Please find all lines in the data that hold the string "name" and copy them.

------------------------------

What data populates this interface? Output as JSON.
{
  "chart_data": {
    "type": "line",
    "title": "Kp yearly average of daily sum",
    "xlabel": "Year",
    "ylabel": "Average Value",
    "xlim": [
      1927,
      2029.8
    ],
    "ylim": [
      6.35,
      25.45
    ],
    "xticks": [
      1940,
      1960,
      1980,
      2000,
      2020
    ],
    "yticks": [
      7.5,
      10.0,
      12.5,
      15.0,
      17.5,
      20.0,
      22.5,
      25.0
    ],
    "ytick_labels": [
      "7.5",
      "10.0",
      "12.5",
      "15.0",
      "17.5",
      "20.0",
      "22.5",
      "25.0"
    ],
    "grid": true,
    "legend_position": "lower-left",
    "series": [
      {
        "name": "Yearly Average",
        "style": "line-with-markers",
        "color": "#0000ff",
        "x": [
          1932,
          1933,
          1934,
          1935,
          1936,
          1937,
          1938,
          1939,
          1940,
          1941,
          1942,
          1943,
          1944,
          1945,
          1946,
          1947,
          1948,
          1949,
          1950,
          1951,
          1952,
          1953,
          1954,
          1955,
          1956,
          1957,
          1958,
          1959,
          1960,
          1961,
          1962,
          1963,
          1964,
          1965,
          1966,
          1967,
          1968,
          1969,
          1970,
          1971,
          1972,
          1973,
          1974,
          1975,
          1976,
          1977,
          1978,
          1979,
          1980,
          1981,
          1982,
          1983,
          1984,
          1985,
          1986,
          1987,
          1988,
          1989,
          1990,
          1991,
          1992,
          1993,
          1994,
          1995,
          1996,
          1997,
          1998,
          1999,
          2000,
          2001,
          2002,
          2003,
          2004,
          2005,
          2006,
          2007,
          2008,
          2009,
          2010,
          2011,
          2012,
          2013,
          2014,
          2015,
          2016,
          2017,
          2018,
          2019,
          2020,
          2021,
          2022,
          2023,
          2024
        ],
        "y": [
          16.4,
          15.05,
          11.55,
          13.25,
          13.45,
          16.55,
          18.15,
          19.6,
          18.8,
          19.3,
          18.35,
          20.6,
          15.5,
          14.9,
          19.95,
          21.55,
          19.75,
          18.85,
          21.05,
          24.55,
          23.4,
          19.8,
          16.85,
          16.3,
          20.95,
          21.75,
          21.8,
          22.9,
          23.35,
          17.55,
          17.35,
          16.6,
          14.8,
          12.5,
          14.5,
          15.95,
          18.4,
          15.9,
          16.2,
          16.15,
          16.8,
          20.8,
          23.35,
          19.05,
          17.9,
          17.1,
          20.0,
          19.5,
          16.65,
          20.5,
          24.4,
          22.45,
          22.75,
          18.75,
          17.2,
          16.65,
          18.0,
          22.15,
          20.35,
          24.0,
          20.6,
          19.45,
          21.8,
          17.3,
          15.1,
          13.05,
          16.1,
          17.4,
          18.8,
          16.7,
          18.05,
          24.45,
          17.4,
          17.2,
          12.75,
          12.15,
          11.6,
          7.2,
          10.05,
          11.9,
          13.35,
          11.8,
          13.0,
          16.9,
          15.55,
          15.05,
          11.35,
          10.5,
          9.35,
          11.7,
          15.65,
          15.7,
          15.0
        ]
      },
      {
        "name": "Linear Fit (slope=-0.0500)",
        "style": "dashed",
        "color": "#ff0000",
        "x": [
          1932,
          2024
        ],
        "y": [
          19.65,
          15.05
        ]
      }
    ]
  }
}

------------------------------

### Written answer
        "name": "Yearly Average",
        "name": "Linear Fit (slope=-0.0500)",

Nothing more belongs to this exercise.